WORK TO DO:
Every entry below must appear again, exactly as written.

++++++++++

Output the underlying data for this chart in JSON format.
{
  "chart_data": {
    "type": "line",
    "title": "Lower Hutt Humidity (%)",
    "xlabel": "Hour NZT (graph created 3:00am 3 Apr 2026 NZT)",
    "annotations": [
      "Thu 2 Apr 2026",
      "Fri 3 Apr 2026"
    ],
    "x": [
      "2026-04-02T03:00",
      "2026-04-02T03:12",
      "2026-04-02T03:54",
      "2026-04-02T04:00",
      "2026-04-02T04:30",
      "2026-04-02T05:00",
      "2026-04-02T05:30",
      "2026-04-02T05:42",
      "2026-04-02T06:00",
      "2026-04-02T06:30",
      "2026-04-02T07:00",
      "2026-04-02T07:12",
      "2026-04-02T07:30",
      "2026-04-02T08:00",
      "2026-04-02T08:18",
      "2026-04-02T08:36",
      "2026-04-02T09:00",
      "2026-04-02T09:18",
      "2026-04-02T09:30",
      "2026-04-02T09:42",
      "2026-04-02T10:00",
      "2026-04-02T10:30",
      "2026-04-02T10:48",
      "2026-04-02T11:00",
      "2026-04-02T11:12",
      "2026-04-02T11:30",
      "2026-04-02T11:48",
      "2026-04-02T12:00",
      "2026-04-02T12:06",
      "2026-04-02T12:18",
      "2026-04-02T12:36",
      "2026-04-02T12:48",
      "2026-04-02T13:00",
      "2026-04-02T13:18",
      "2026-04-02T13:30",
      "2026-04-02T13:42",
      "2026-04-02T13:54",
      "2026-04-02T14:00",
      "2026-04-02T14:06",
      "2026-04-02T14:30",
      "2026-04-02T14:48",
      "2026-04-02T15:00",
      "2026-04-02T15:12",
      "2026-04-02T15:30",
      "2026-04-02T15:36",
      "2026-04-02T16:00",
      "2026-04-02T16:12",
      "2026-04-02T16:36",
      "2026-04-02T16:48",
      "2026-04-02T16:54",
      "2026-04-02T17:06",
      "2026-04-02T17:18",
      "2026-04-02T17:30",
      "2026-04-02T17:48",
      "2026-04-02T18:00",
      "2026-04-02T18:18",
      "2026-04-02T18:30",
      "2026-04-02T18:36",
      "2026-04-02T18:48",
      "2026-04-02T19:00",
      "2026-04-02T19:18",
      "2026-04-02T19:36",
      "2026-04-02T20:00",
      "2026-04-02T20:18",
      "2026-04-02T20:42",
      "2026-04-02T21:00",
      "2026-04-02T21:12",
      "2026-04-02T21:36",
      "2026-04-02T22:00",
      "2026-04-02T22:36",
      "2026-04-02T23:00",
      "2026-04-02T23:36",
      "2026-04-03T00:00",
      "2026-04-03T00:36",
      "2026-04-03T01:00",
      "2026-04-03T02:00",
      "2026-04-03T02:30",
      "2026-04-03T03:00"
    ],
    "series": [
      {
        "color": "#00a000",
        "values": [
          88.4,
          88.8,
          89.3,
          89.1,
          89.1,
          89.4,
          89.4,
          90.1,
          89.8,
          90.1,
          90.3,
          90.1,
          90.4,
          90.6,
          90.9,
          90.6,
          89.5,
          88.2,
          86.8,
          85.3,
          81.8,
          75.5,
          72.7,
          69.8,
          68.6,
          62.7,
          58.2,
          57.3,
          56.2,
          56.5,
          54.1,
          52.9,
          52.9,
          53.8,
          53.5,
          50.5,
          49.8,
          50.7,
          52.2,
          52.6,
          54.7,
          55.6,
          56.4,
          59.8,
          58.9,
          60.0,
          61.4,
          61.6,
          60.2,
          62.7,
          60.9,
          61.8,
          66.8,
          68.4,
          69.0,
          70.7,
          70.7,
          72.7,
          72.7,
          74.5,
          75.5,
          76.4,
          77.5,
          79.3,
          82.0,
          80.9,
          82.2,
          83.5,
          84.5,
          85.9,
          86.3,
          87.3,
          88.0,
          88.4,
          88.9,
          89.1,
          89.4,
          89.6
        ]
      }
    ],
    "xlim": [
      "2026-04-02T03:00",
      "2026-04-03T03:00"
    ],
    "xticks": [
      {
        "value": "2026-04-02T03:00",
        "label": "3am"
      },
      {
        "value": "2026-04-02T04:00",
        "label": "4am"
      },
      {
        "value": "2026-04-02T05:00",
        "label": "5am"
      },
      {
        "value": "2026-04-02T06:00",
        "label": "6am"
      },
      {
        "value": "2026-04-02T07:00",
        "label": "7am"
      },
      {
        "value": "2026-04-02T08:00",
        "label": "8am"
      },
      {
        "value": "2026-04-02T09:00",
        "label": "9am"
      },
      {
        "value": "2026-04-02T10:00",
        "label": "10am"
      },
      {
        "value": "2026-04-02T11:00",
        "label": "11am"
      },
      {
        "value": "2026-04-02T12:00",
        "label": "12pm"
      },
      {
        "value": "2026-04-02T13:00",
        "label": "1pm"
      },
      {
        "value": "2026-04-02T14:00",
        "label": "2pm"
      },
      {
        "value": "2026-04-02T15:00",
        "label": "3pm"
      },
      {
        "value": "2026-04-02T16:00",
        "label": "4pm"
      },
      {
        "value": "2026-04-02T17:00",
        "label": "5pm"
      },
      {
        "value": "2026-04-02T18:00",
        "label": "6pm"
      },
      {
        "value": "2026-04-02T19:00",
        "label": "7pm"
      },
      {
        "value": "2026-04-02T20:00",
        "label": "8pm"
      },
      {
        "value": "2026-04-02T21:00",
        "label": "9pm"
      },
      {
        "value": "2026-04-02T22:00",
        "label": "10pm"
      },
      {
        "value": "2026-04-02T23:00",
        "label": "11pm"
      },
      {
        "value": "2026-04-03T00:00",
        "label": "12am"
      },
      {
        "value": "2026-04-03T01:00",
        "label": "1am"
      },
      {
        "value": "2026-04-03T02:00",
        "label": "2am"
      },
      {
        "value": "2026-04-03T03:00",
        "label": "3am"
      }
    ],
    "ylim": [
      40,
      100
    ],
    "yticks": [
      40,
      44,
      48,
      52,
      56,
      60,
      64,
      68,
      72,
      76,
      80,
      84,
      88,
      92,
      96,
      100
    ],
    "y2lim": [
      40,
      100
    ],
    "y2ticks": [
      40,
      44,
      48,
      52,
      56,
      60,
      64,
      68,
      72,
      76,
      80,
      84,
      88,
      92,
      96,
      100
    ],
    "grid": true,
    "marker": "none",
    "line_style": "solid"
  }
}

++++++++++

REPLY TO THE EXERCISE:
Output the underlying data for this chart in JSON format.
{
  "chart_data": {
    "type": "line",
    "title": "Lower Hutt Humidity (%)",
    "xlabel": "Hour NZT (graph created 3:00am 3 Apr 2026 NZT)",
    "annotations": [
      "Thu 2 Apr 2026",
      "Fri 3 Apr 2026"
    ],
    "x": [
      "2026-04-02T03:00",
      "2026-04-02T03:12",
      "2026-04-02T03:54",
      "2026-04-02T04:00",
      "2026-04-02T04:30",
      "2026-04-02T05:00",
      "2026-04-02T05:30",
      "2026-04-02T05:42",
      "2026-04-02T06:00",
      "2026-04-02T06:30",
      "2026-04-02T07:00",
      "2026-04-02T07:12",
      "2026-04-02T07:30",
      "2026-04-02T08:00",
      "2026-04-02T08:18",
      "2026-04-02T08:36",
      "2026-04-02T09:00",
      "2026-04-02T09:18",
      "2026-04-02T09:30",
      "2026-04-02T09:42",
      "2026-04-02T10:00",
      "2026-04-02T10:30",
      "2026-04-02T10:48",
      "2026-04-02T11:00",
      "2026-04-02T11:12",
      "2026-04-02T11:30",
      "2026-04-02T11:48",
      "2026-04-02T12:00",
      "2026-04-02T12:06",
      "2026-04-02T12:18",
      "2026-04-02T12:36",
      "2026-04-02T12:48",
      "2026-04-02T13:00",
      "2026-04-02T13:18",
      "2026-04-02T13:30",
      "2026-04-02T13:42",
      "2026-04-02T13:54",
      "2026-04-02T14:00",
      "2026-04-02T14:06",
      "2026-04-02T14:30",
      "2026-04-02T14:48",
      "2026-04-02T15:00",
      "2026-04-02T15:12",
      "2026-04-02T15:30",
      "2026-04-02T15:36",
      "2026-04-02T16:00",
      "2026-04-02T16:12",
      "2026-04-02T16:36",
      "2026-04-02T16:48",
      "2026-04-02T16:54",
      "2026-04-02T17:06",
      "2026-04-02T17:18",
      "2026-04-02T17:30",
      "2026-04-02T17:48",
      "2026-04-02T18:00",
      "2026-04-02T18:18",
      "2026-04-02T18:30",
      "2026-04-02T18:36",
      "2026-04-02T18:48",
      "2026-04-02T19:00",
      "2026-04-02T19:18",
      "2026-04-02T19:36",
      "2026-04-02T20:00",
      "2026-04-02T20:18",
      "2026-04-02T20:42",
      "2026-04-02T21:00",
      "2026-04-02T21:12",
      "2026-04-02T21:36",
      "2026-04-02T22:00",
      "2026-04-02T22:36",
      "2026-04-02T23:00",
      "2026-04-02T23:36",
      "2026-04-03T00:00",
      "2026-04-03T00:36",
      "2026-04-03T01:00",
      "2026-04-03T02:00",
      "2026-04-03T02:30",
      "2026-04-03T03:00"
    ],
    "series": [
      {
        "color": "#00a000",
        "values": [
          88.4,
          88.8,
          89.3,
          89.1,
          89.1,
          89.4,
          89.4,
          90.1,
          89.8,
          90.1,
          90.3,
          90.1,
          90.4,
          90.6,
          90.9,
          90.6,
          89.5,
          88.2,
          86.8,
          85.3,
          81.8,
          75.5,
          72.7,
          69.8,
          68.6,
          62.7,
          58.2,
          57.3,
          56.2,
          56.5,
          54.1,
          52.9,
          52.9,
          53.8,
          53.5,
          50.5,
          49.8,
          50.7,
          52.2,
          52.6,
          54.7,
          55.6,
          56.4,
          59.8,
          58.9,
          60.0,
          61.4,
          61.6,
          60.2,
          62.7,
          60.9,
          61.8,
          66.8,
          68.4,
          69.0,
          70.7,
          70.7,
          72.7,
          72.7,
          74.5,
          75.5,
          76.4,
          77.5,
          79.3,
          82.0,
          80.9,
          82.2,
          83.5,
          84.5,
          85.9,
          86.3,
          87.3,
          88.0,
          88.4,
          88.9,
          89.1,
          89.4,
          89.6
        ]
      }
    ],
    "xlim": [
      "2026-04-02T03:00",
      "2026-04-03T03:00"
    ],
    "xticks": [
      {
        "value": "2026-04-02T03:00",
        "label": "3am"
      },
      {
        "value": "2026-04-02T04:00",
        "label": "4am"
      },
      {
        "value": "2026-04-02T05:00",
        "label": "5am"
      },
      {
        "value": "2026-04-02T06:00",
        "label": "6am"
      },
      {
        "value": "2026-04-02T07:00",
        "label": "7am"
      },
      {
        "value": "2026-04-02T08:00",
        "label": "8am"
      },
      {
        "value": "2026-04-02T09:00",
        "label": "9am"
      },
      {
        "value": "2026-04-02T10:00",
        "label": "10am"
      },
      {
        "value": "2026-04-02T11:00",
        "label": "11am"
      },
      {
        "value": "2026-04-02T12:00",
        "label": "12pm"
      },
      {
        "value": "2026-04-02T13:00",
        "label": "1pm"
      },
      {
        "value": "2026-04-02T14:00",
        "label": "2pm"
      },
      {
        "value": "2026-04-02T15:00",
        "label": "3pm"
      },
      {
        "value": "2026-04-02T16:00",
        "label": "4pm"
      },
      {
        "value": "2026-04-02T17:00",
        "label": "5pm"
      },
      {
        "value": "2026-04-02T18:00",
        "label": "6pm"
      },
      {
        "value": "2026-04-02T19:00",
        "label": "7pm"
      },
      {
        "value": "2026-04-02T20:00",
        "label": "8pm"
      },
      {
        "value": "2026-04-02T21:00",
        "label": "9pm"
      },
      {
        "value": "2026-04-02T22:00",
        "label": "10pm"
      },
      {
        "value": "2026-04-02T23:00",
        "label": "11pm"
      },
      {
        "value": "2026-04-03T00:00",
        "label": "12am"
      },
      {
        "value": "2026-04-03T01:00",
        "label": "1am"
      },
      {
        "value": "2026-04-03T02:00",
        "label": "2am"
      },
      {
        "value": "2026-04-03T03:00",
        "label": "3am"
      }
    ],
    "ylim": [
      40,
      100
    ],
    "yticks": [
      40,
      44,
      48,
      52,
      56,
      60,
      64,
      68,
      72,
      76,
      80,
      84,
      88,
      92,
      96,
      100
    ],
    "y2lim": [
      40,
      100
    ],
    "y2ticks": [
      40,
      44,
      48,
      52,
      56,
      60,
      64,
      68,
      72,
      76,
      80,
      84,
      88,
      92,
      96,
      100
    ],
    "grid": true,
    "marker": "none",
    "line_style": "solid"
  }
}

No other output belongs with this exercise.